- _Data for processing_
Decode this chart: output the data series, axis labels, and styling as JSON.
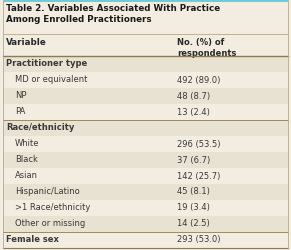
{
  "title_line1": "Table 2. Variables Associated With Practice",
  "title_line2": "Among Enrolled Practitioners",
  "col1_header": "Variable",
  "col2_header": "No. (%) of\nrespondents",
  "rows": [
    {
      "label": "Practitioner type",
      "value": "",
      "indent": false,
      "section_header": true
    },
    {
      "label": "MD or equivalent",
      "value": "492 (89.0)",
      "indent": true,
      "section_header": false
    },
    {
      "label": "NP",
      "value": "48 (8.7)",
      "indent": true,
      "section_header": false
    },
    {
      "label": "PA",
      "value": "13 (2.4)",
      "indent": true,
      "section_header": false
    },
    {
      "label": "Race/ethnicity",
      "value": "",
      "indent": false,
      "section_header": true
    },
    {
      "label": "White",
      "value": "296 (53.5)",
      "indent": true,
      "section_header": false
    },
    {
      "label": "Black",
      "value": "37 (6.7)",
      "indent": true,
      "section_header": false
    },
    {
      "label": "Asian",
      "value": "142 (25.7)",
      "indent": true,
      "section_header": false
    },
    {
      "label": "Hispanic/Latino",
      "value": "45 (8.1)",
      "indent": true,
      "section_header": false
    },
    {
      "label": ">1 Race/ethnicity",
      "value": "19 (3.4)",
      "indent": true,
      "section_header": false
    },
    {
      "label": "Other or missing",
      "value": "14 (2.5)",
      "indent": true,
      "section_header": false
    },
    {
      "label": "Female sex",
      "value": "293 (53.0)",
      "indent": false,
      "section_header": true
    }
  ],
  "top_border_color": "#6ecad6",
  "section_border_color": "#b8a88a",
  "bg_color": "#f2ede0",
  "stripe_color": "#e8e2d2",
  "title_text_color": "#1a1a1a",
  "body_text_color": "#3a3a3a",
  "header_text_color": "#2a2a2a",
  "section_header_bg": "#e8e2d2"
}
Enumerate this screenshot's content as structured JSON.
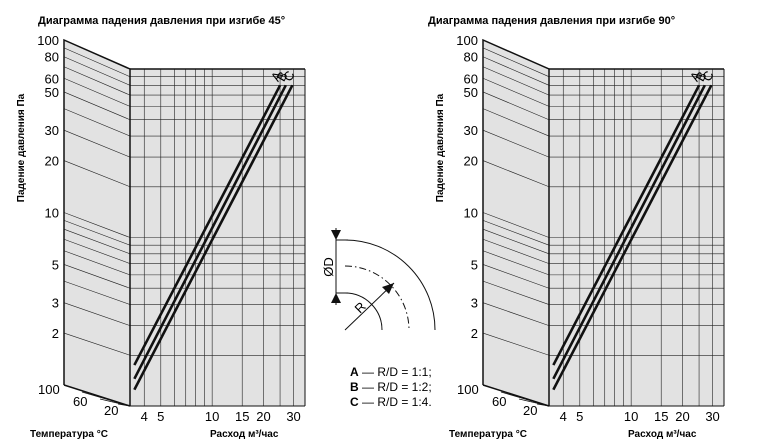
{
  "chart_data": [
    {
      "type": "line",
      "title": "Диаграмма падения давления при изгибе 45°",
      "ylabel": "Падение давления Па",
      "xlabel_left": "Температура °C",
      "xlabel_right": "Расход м³/час",
      "y_scale": "log",
      "ylim": [
        1,
        100
      ],
      "y_ticks": [
        "100",
        "80",
        "60",
        "50",
        "30",
        "20",
        "10",
        "5",
        "3",
        "2"
      ],
      "temp_ticks": [
        "100",
        "60",
        "20"
      ],
      "x_scale": "log",
      "xlim": [
        3.3,
        35
      ],
      "x_ticks": [
        "4",
        "5",
        "10",
        "15",
        "20",
        "30"
      ],
      "grid": true,
      "series": [
        {
          "name": "A",
          "points": [
            [
              3.5,
              1.75
            ],
            [
              25,
              80
            ]
          ]
        },
        {
          "name": "B",
          "points": [
            [
              3.5,
              1.45
            ],
            [
              27,
              80
            ]
          ]
        },
        {
          "name": "C",
          "points": [
            [
              3.5,
              1.25
            ],
            [
              29.5,
              80
            ]
          ]
        }
      ]
    },
    {
      "type": "line",
      "title": "Диаграмма падения давления при изгибе 90°",
      "ylabel": "Падение давления Па",
      "xlabel_left": "Температура °C",
      "xlabel_right": "Расход м³/час",
      "y_scale": "log",
      "ylim": [
        1,
        100
      ],
      "y_ticks": [
        "100",
        "80",
        "60",
        "50",
        "30",
        "20",
        "10",
        "5",
        "3",
        "2"
      ],
      "temp_ticks": [
        "100",
        "60",
        "20"
      ],
      "x_scale": "log",
      "xlim": [
        3.3,
        35
      ],
      "x_ticks": [
        "4",
        "5",
        "10",
        "15",
        "20",
        "30"
      ],
      "grid": true,
      "series": [
        {
          "name": "A",
          "points": [
            [
              3.5,
              1.75
            ],
            [
              25,
              80
            ]
          ]
        },
        {
          "name": "B",
          "points": [
            [
              3.5,
              1.45
            ],
            [
              27,
              80
            ]
          ]
        },
        {
          "name": "C",
          "points": [
            [
              3.5,
              1.25
            ],
            [
              29.5,
              80
            ]
          ]
        }
      ]
    }
  ],
  "bend": {
    "diameter_label": "ØD",
    "radius_label": "R"
  },
  "legend": [
    {
      "key": "A",
      "text": "— R/D = 1:1;"
    },
    {
      "key": "B",
      "text": "— R/D = 1:2;"
    },
    {
      "key": "C",
      "text": "— R/D = 1:4."
    }
  ]
}
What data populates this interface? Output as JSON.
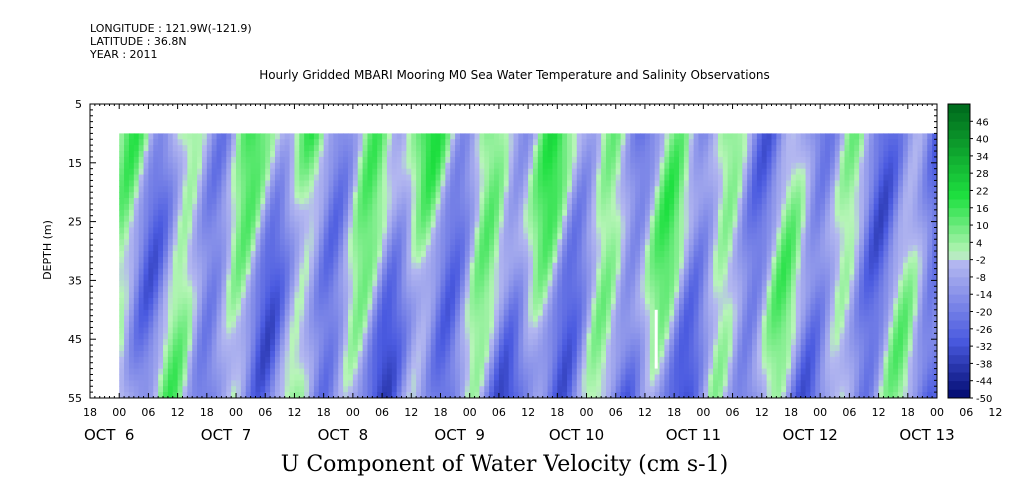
{
  "header": {
    "longitude": "LONGITUDE : 121.9W(-121.9)",
    "latitude": "LATITUDE : 36.8N",
    "year": "YEAR : 2011"
  },
  "chart_data": {
    "type": "heatmap",
    "title": "Hourly Gridded MBARI Mooring M0 Sea Water Temperature and Salinity Observations",
    "xlabel": "U Component of Water Velocity (cm s-1)",
    "ylabel": "DEPTH (m)",
    "ylim": [
      55,
      5
    ],
    "yticks": [
      5,
      15,
      25,
      35,
      45,
      55
    ],
    "data_depth_range": [
      10,
      55
    ],
    "x_hour_labels": [
      "18",
      "00",
      "06",
      "12",
      "18",
      "00",
      "06",
      "12",
      "18",
      "00",
      "06",
      "12",
      "18",
      "00",
      "06",
      "12",
      "18",
      "00",
      "06",
      "12",
      "18",
      "00",
      "06",
      "12",
      "18",
      "00",
      "06",
      "12",
      "18",
      "00",
      "06",
      "12"
    ],
    "x_day_labels": [
      {
        "label": "OCT  6",
        "hour": 0
      },
      {
        "label": "OCT  7",
        "hour": 24
      },
      {
        "label": "OCT  8",
        "hour": 48
      },
      {
        "label": "OCT  9",
        "hour": 72
      },
      {
        "label": "OCT 10",
        "hour": 96
      },
      {
        "label": "OCT 11",
        "hour": 120
      },
      {
        "label": "OCT 12",
        "hour": 144
      },
      {
        "label": "OCT 13",
        "hour": 168
      }
    ],
    "x_hours_range": [
      -6,
      168
    ],
    "colorbar": {
      "labels": [
        "46",
        "40",
        "34",
        "28",
        "22",
        "16",
        "10",
        "4",
        "-2",
        "-8",
        "-14",
        "-20",
        "-26",
        "-32",
        "-38",
        "-44",
        "-50"
      ],
      "min": -50,
      "max": 52,
      "step": 3
    },
    "colors": {
      "negative_strong": "#000a6e",
      "negative_mid": "#4a5ae0",
      "negative_weak": "#b4b8f0",
      "positive_weak": "#b8f5b8",
      "positive_mid": "#1ee040",
      "positive_strong": "#006e1e"
    },
    "gap_marker": {
      "hour": 110,
      "depth_range": [
        40,
        50
      ]
    }
  }
}
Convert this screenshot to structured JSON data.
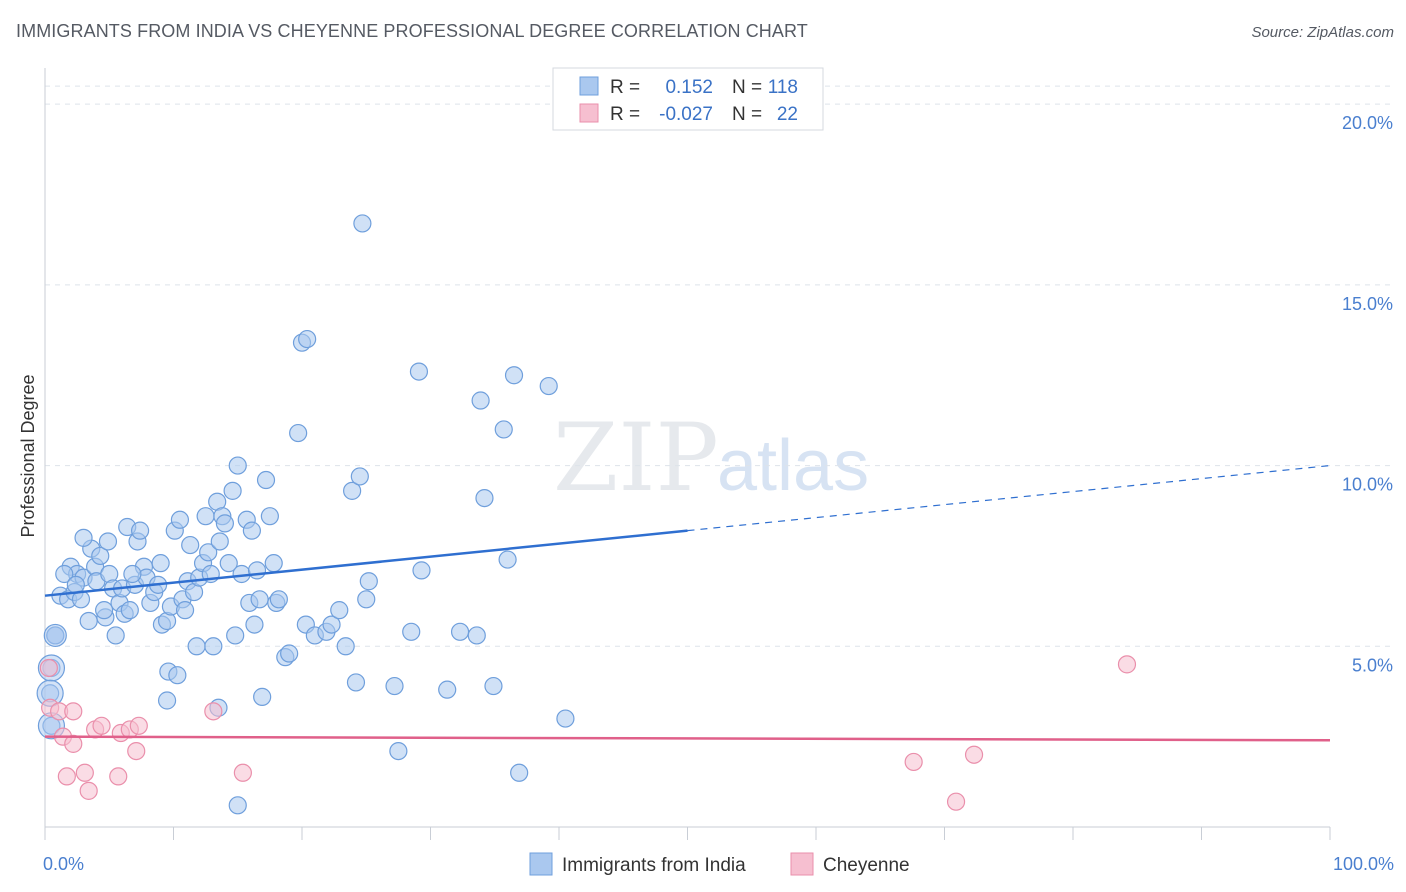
{
  "title": "IMMIGRANTS FROM INDIA VS CHEYENNE PROFESSIONAL DEGREE CORRELATION CHART",
  "source": "Source: ZipAtlas.com",
  "watermark": {
    "zip": "ZIP",
    "atlas": "atlas"
  },
  "colors": {
    "india_fill": "#aac8ef",
    "india_stroke": "#6f9fdc",
    "india_line": "#2f6fd0",
    "cheyenne_fill": "#f6bfd0",
    "cheyenne_stroke": "#ea8fab",
    "cheyenne_line": "#e0608a",
    "grid": "#dde3ea",
    "axis_text": "#4a7fcf"
  },
  "legend": {
    "r_label": "R =",
    "n_label": "N =",
    "rows": [
      {
        "r": "0.152",
        "n": "118"
      },
      {
        "r": "-0.027",
        "n": "22"
      }
    ]
  },
  "chart_data": {
    "type": "scatter",
    "title": "IMMIGRANTS FROM INDIA VS CHEYENNE PROFESSIONAL DEGREE CORRELATION CHART",
    "xlabel": "",
    "ylabel": "Professional Degree",
    "xlim": [
      0,
      100
    ],
    "ylim": [
      0,
      21
    ],
    "x_tick_labels": [
      "0.0%",
      "100.0%"
    ],
    "y_ticks": [
      5,
      10,
      15,
      20
    ],
    "y_tick_labels": [
      "5.0%",
      "10.0%",
      "15.0%",
      "20.0%"
    ],
    "legend_placement": "top-center",
    "series": [
      {
        "name": "Immigrants from India",
        "r": 0.152,
        "n": 118,
        "trend": {
          "x0": 0,
          "y0": 6.4,
          "x1": 50,
          "y1": 8.2,
          "dash_to_x": 100,
          "dash_to_y": 10.0
        },
        "points": [
          [
            0.5,
            4.4
          ],
          [
            0.4,
            3.7
          ],
          [
            0.5,
            2.8
          ],
          [
            0.8,
            5.3
          ],
          [
            1.2,
            6.4
          ],
          [
            1.8,
            6.3
          ],
          [
            2.0,
            7.2
          ],
          [
            2.3,
            6.5
          ],
          [
            2.5,
            7.0
          ],
          [
            2.8,
            6.3
          ],
          [
            3.0,
            6.9
          ],
          [
            3.4,
            5.7
          ],
          [
            3.6,
            7.7
          ],
          [
            3.9,
            7.2
          ],
          [
            4.0,
            6.8
          ],
          [
            4.3,
            7.5
          ],
          [
            4.7,
            5.8
          ],
          [
            4.9,
            7.9
          ],
          [
            5.0,
            7.0
          ],
          [
            5.3,
            6.6
          ],
          [
            5.5,
            5.3
          ],
          [
            5.8,
            6.2
          ],
          [
            6.0,
            6.6
          ],
          [
            6.2,
            5.9
          ],
          [
            6.4,
            8.3
          ],
          [
            6.6,
            6.0
          ],
          [
            7.0,
            6.7
          ],
          [
            7.2,
            7.9
          ],
          [
            7.4,
            8.2
          ],
          [
            7.7,
            7.2
          ],
          [
            7.9,
            6.9
          ],
          [
            8.2,
            6.2
          ],
          [
            8.5,
            6.5
          ],
          [
            8.8,
            6.7
          ],
          [
            9.0,
            7.3
          ],
          [
            9.1,
            5.6
          ],
          [
            9.5,
            5.7
          ],
          [
            9.6,
            4.3
          ],
          [
            9.8,
            6.1
          ],
          [
            10.1,
            8.2
          ],
          [
            10.3,
            4.2
          ],
          [
            10.5,
            8.5
          ],
          [
            10.7,
            6.3
          ],
          [
            10.9,
            6.0
          ],
          [
            11.1,
            6.8
          ],
          [
            11.3,
            7.8
          ],
          [
            11.6,
            6.5
          ],
          [
            11.8,
            5.0
          ],
          [
            12.0,
            6.9
          ],
          [
            12.3,
            7.3
          ],
          [
            12.5,
            8.6
          ],
          [
            12.7,
            7.6
          ],
          [
            12.9,
            7.0
          ],
          [
            13.1,
            5.0
          ],
          [
            13.4,
            9.0
          ],
          [
            13.6,
            7.9
          ],
          [
            13.8,
            8.6
          ],
          [
            14.0,
            8.4
          ],
          [
            14.3,
            7.3
          ],
          [
            14.6,
            9.3
          ],
          [
            14.8,
            5.3
          ],
          [
            15.0,
            10.0
          ],
          [
            15.3,
            7.0
          ],
          [
            15.7,
            8.5
          ],
          [
            15.9,
            6.2
          ],
          [
            16.1,
            8.2
          ],
          [
            16.3,
            5.6
          ],
          [
            16.5,
            7.1
          ],
          [
            16.7,
            6.3
          ],
          [
            16.9,
            3.6
          ],
          [
            17.2,
            9.6
          ],
          [
            17.5,
            8.6
          ],
          [
            17.8,
            7.3
          ],
          [
            18.0,
            6.2
          ],
          [
            18.2,
            6.3
          ],
          [
            18.7,
            4.7
          ],
          [
            19.0,
            4.8
          ],
          [
            19.7,
            10.9
          ],
          [
            20.0,
            13.4
          ],
          [
            20.4,
            13.5
          ],
          [
            20.3,
            5.6
          ],
          [
            21.0,
            5.3
          ],
          [
            21.9,
            5.4
          ],
          [
            22.3,
            5.6
          ],
          [
            22.9,
            6.0
          ],
          [
            23.4,
            5.0
          ],
          [
            23.9,
            9.3
          ],
          [
            24.2,
            4.0
          ],
          [
            24.5,
            9.7
          ],
          [
            24.7,
            16.7
          ],
          [
            25.0,
            6.3
          ],
          [
            25.2,
            6.8
          ],
          [
            27.2,
            3.9
          ],
          [
            27.5,
            2.1
          ],
          [
            28.5,
            5.4
          ],
          [
            29.1,
            12.6
          ],
          [
            29.3,
            7.1
          ],
          [
            31.3,
            3.8
          ],
          [
            32.3,
            5.4
          ],
          [
            33.6,
            5.3
          ],
          [
            33.9,
            11.8
          ],
          [
            34.2,
            9.1
          ],
          [
            34.9,
            3.9
          ],
          [
            35.7,
            11.0
          ],
          [
            36.0,
            7.4
          ],
          [
            36.5,
            12.5
          ],
          [
            36.9,
            1.5
          ],
          [
            39.2,
            12.2
          ],
          [
            40.5,
            3.0
          ],
          [
            15.0,
            0.6
          ],
          [
            13.5,
            3.3
          ],
          [
            3.0,
            8.0
          ],
          [
            6.8,
            7.0
          ],
          [
            0.8,
            5.3
          ],
          [
            1.5,
            7.0
          ],
          [
            2.4,
            6.7
          ],
          [
            4.6,
            6.0
          ],
          [
            9.5,
            3.5
          ]
        ]
      },
      {
        "name": "Cheyenne",
        "r": -0.027,
        "n": 22,
        "trend": {
          "x0": 0,
          "y0": 2.5,
          "x1": 100,
          "y1": 2.4
        },
        "points": [
          [
            0.3,
            4.4
          ],
          [
            0.4,
            3.3
          ],
          [
            1.1,
            3.2
          ],
          [
            1.4,
            2.5
          ],
          [
            1.7,
            1.4
          ],
          [
            2.2,
            3.2
          ],
          [
            2.2,
            2.3
          ],
          [
            3.1,
            1.5
          ],
          [
            3.4,
            1.0
          ],
          [
            3.9,
            2.7
          ],
          [
            4.4,
            2.8
          ],
          [
            5.7,
            1.4
          ],
          [
            5.9,
            2.6
          ],
          [
            6.6,
            2.7
          ],
          [
            7.1,
            2.1
          ],
          [
            7.3,
            2.8
          ],
          [
            13.1,
            3.2
          ],
          [
            15.4,
            1.5
          ],
          [
            67.6,
            1.8
          ],
          [
            70.9,
            0.7
          ],
          [
            72.3,
            2.0
          ],
          [
            84.2,
            4.5
          ]
        ]
      }
    ]
  }
}
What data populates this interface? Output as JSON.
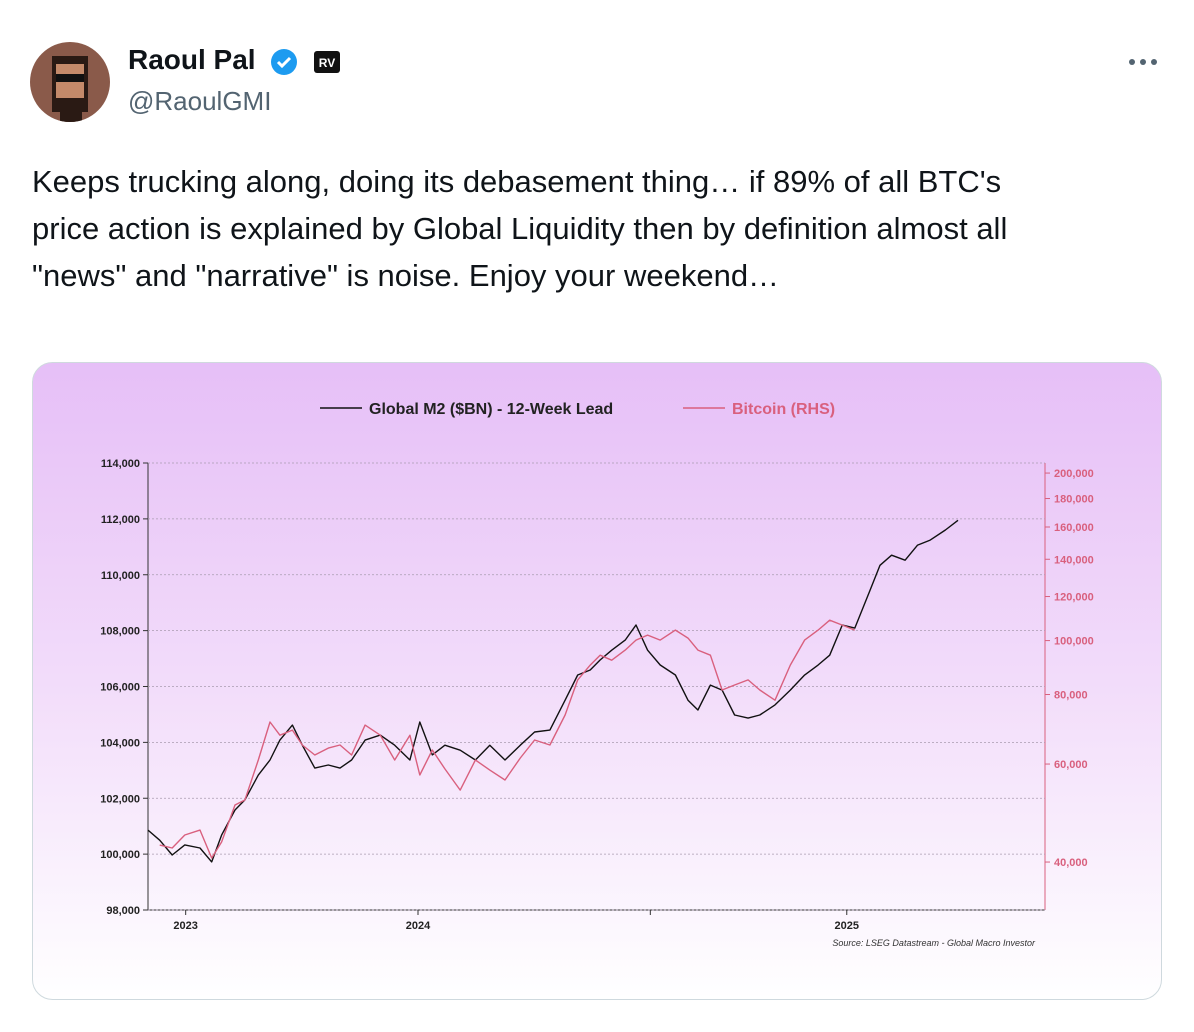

- _Problem statement_
Identify and list each line with the word "ylabel".

- _Task result_
      "ylabel": "Падение давления Па",
      "ylabel": "Падение давления Па",
    "ylabel": "DEPTH (m)",
    "ylabel": "Professional Degree",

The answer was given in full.